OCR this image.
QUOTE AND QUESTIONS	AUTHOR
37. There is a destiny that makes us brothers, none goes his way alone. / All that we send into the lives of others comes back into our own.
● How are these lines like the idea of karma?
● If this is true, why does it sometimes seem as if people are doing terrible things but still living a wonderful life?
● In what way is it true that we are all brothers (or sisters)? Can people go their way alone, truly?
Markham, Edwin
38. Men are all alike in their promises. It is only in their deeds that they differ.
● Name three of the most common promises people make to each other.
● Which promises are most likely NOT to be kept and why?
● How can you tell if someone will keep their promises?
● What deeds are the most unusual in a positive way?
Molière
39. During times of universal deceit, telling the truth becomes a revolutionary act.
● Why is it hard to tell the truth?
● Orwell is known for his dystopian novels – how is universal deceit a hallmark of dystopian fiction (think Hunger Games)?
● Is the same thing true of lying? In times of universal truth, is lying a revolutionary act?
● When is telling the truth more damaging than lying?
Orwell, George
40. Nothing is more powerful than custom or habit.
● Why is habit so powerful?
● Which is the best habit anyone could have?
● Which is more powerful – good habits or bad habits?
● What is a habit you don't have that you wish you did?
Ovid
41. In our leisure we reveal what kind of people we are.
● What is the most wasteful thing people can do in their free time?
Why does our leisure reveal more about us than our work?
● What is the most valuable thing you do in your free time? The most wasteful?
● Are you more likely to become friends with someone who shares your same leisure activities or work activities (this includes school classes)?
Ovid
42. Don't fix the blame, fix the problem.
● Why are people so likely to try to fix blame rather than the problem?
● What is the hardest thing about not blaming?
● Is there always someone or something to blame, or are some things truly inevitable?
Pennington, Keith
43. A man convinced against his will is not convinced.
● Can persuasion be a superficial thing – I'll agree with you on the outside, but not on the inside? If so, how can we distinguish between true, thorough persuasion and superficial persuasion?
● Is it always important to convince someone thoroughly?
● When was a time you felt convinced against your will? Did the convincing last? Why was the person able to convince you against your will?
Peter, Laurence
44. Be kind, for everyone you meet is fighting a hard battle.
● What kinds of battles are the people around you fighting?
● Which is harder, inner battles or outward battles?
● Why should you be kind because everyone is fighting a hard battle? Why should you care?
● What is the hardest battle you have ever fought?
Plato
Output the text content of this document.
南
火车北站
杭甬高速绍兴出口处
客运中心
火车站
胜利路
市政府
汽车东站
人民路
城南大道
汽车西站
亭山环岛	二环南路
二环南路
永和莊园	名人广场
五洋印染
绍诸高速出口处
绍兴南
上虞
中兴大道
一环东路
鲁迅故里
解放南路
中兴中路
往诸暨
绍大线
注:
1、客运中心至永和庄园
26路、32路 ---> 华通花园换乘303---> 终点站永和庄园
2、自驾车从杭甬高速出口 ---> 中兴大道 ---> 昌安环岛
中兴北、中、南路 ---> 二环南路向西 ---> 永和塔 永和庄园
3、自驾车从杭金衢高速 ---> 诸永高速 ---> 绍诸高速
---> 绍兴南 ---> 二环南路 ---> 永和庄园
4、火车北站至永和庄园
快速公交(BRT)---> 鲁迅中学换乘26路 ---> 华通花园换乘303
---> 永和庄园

========================================

Every record above should be output exactly.

◆ **Worked solution**:
OCR this image.
QUOTE AND QUESTIONS	AUTHOR
37. There is a destiny that makes us brothers, none goes his way alone. / All that we send into the lives of others comes back into our own.
● How are these lines like the idea of karma?
● If this is true, why does it sometimes seem as if people are doing terrible things but still living a wonderful life?
● In what way is it true that we are all brothers (or sisters)? Can people go their way alone, truly?
Markham, Edwin
38. Men are all alike in their promises. It is only in their deeds that they differ.
● Name three of the most common promises people make to each other.
● Which promises are most likely NOT to be kept and why?
● How can you tell if someone will keep their promises?
● What deeds are the most unusual in a positive way?
Molière
39. During times of universal deceit, telling the truth becomes a revolutionary act.
● Why is it hard to tell the truth?
● Orwell is known for his dystopian novels – how is universal deceit a hallmark of dystopian fiction (think Hunger Games)?
● Is the same thing true of lying? In times of universal truth, is lying a revolutionary act?
● When is telling the truth more damaging than lying?
Orwell, George
40. Nothing is more powerful than custom or habit.
● Why is habit so powerful?
● Which is the best habit anyone could have?
● Which is more powerful – good habits or bad habits?
● What is a habit you don't have that you wish you did?
Ovid
41. In our leisure we reveal what kind of people we are.
● What is the most wasteful thing people can do in their free time?
Why does our leisure reveal more about us than our work?
● What is the most valuable thing you do in your free time? The most wasteful?
● Are you more likely to become friends with someone who shares your same leisure activities or work activities (this includes school classes)?
Ovid
42. Don't fix the blame, fix the problem.
● Why are people so likely to try to fix blame rather than the problem?
● What is the hardest thing about not blaming?
● Is there always someone or something to blame, or are some things truly inevitable?
Pennington, Keith
43. A man convinced against his will is not convinced.
● Can persuasion be a superficial thing – I'll agree with you on the outside, but not on the inside? If so, how can we distinguish between true, thorough persuasion and superficial persuasion?
● Is it always important to convince someone thoroughly?
● When was a time you felt convinced against your will? Did the convincing last? Why was the person able to convince you against your will?
Peter, Laurence
44. Be kind, for everyone you meet is fighting a hard battle.
● What kinds of battles are the people around you fighting?
● Which is harder, inner battles or outward battles?
● Why should you be kind because everyone is fighting a hard battle? Why should you care?
● What is the hardest battle you have ever fought?
Plato
Output the text content of this document.
南
火车北站
杭甬高速绍兴出口处
客运中心
火车站
胜利路
市政府
汽车东站
人民路
城南大道
汽车西站
亭山环岛	二环南路
二环南路
永和莊园	名人广场
五洋印染
绍诸高速出口处
绍兴南
上虞
中兴大道
一环东路
鲁迅故里
解放南路
中兴中路
往诸暨
绍大线
注:
1、客运中心至永和庄园
26路、32路 ---> 华通花园换乘303---> 终点站永和庄园
2、自驾车从杭甬高速出口 ---> 中兴大道 ---> 昌安环岛
中兴北、中、南路 ---> 二环南路向西 ---> 永和塔 永和庄园
3、自驾车从杭金衢高速 ---> 诸永高速 ---> 绍诸高速
---> 绍兴南 ---> 二环南路 ---> 永和庄园
4、火车北站至永和庄园
快速公交(BRT)---> 鲁迅中学换乘26路 ---> 华通花园换乘303
---> 永和庄园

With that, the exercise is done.